__DOCUMENT EXCERPT__:
□ □ □ □ □

3.3.2. Adaptation Mechanism to Deliver Vital Sign Alerts and the Alert Symptom Investigation

Adaptation mechanism is an approach used by a context-aware system to deliver service depending on current context information [35,36]. Figure 11 describes the adaptation mechanism to deliver vital sign alerts and alert symptom investigations.

3.3.3. Adaptation Mechanism That Delivers Alert Recommendations for the Screening Test

The adaptation mechanism delivers alert recommendations for the screening test depending on current context information (Range 1).
The main components of the mechanism adaptation of Figure 13 are the following:
  • Context information (patients’ information, sensors);
  • Representation (ontology);
  • Reasoning (adaptation and inference engine);
  • Services (services offered by application of context-aware tools);
  • Rule based (rule to detect suspect COPD patient).
The context information component provides the machine data or range. For example, “buccal temperature = 38.9 °C” is context information. Representation (ontology) are the five ontologies that provide knowledge to implement the detection system. The reasoning is the engine adaptation program that proposes services depending on current context data. The reasoning technique is the rule-based approach.
Figure 13 describes how the adaptation mechanism can deliver the service of a COVID-19 screening test recommendation. Section 3.4 presents the implementations and applicability approach.
System uses adaptation mechanism described in Figure 14 to deliver an alert recommendation for the screening test.

□ □ □ □ □

__YOUR TASK__: Reproduce the excerpt on adaptation mechanisms for alerts and screening test recommendations in full, word for word, with its headings and bullet points.

__INFORMATION PROVIDED__:
□ □ □ □ □

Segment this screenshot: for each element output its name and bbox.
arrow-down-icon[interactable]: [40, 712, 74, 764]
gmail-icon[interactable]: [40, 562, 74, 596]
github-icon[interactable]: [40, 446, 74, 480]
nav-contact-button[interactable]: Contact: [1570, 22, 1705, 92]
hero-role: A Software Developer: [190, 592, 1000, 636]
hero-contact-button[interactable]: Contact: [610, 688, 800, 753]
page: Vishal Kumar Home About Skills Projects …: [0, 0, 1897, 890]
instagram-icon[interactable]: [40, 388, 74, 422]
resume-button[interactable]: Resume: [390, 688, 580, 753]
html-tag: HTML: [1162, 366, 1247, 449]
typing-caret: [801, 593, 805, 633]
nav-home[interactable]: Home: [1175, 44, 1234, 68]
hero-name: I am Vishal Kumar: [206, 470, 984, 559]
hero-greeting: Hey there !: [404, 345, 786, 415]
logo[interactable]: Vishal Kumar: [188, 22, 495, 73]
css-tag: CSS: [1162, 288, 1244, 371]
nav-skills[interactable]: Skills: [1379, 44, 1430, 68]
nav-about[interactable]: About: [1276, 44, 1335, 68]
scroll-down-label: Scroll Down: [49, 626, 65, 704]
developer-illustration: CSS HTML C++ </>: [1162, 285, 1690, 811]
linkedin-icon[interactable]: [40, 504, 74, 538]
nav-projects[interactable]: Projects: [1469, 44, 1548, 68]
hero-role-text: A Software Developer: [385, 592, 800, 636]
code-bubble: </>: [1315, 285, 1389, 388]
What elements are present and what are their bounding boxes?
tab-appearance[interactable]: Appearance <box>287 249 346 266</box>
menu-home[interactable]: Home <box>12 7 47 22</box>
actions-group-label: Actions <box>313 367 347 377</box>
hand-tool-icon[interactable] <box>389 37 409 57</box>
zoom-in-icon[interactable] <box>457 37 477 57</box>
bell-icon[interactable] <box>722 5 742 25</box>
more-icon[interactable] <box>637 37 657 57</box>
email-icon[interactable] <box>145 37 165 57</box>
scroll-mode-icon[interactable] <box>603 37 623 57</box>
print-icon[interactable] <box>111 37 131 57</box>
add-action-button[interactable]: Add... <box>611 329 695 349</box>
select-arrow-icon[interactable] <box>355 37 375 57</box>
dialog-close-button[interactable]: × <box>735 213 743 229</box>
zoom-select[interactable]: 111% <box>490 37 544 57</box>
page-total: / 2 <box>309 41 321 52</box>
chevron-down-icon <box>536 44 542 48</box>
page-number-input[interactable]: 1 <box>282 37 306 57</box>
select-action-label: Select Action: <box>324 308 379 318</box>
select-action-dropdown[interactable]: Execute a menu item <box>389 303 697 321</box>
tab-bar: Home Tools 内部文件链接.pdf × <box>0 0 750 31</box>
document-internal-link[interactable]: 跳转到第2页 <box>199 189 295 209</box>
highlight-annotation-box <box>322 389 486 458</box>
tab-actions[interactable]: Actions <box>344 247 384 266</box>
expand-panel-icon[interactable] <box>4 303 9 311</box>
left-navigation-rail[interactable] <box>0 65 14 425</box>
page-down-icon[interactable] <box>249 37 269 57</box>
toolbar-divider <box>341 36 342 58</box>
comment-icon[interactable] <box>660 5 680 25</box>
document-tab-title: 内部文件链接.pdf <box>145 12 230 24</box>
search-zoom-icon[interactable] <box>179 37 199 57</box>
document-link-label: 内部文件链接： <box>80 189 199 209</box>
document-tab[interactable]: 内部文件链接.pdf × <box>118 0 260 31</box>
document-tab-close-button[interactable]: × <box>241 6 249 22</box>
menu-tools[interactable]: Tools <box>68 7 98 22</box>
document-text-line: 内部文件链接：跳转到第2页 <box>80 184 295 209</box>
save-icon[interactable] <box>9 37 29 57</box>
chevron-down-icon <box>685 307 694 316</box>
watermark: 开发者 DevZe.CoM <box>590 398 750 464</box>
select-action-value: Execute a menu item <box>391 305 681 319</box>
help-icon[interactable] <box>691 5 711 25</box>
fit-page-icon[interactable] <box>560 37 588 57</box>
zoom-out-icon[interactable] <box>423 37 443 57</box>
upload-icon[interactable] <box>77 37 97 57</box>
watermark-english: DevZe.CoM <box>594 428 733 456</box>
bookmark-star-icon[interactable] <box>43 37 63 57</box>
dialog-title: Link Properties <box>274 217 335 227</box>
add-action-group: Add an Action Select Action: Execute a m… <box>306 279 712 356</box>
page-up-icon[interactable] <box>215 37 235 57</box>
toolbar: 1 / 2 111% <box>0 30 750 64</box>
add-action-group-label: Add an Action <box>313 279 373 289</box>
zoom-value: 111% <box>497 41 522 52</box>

□ □ □ □ □

__WRITTEN ANSWER__:
3.3.2. Adaptation Mechanism to Deliver Vital Sign Alerts and the Alert Symptom Investigation

Adaptation mechanism is an approach used by a context-aware system to deliver service depending on current context information [35,36]. Figure 11 describes the adaptation mechanism to deliver vital sign alerts and alert symptom investigations.

3.3.3. Adaptation Mechanism That Delivers Alert Recommendations for the Screening Test

The adaptation mechanism delivers alert recommendations for the screening test depending on current context information (Range 1).
The main components of the mechanism adaptation of Figure 13 are the following:
  • Context information (patients’ information, sensors);
  • Representation (ontology);
  • Reasoning (adaptation and inference engine);
  • Services (services offered by application of context-aware tools);
  • Rule based (rule to detect suspect COPD patient).
The context information component provides the machine data or range. For example, “buccal temperature = 38.9 °C” is context information. Representation (ontology) are the five ontologies that provide knowledge to implement the detection system. The reasoning is the engine adaptation program that proposes services depending on current context data. The reasoning technique is the rule-based approach.
Figure 13 describes how the adaptation mechanism can deliver the service of a COVID-19 screening test recommendation. Section 3.4 presents the implementations and applicability approach.
System uses adaptation mechanism described in Figure 14 to deliver an alert recommendation for the screening test.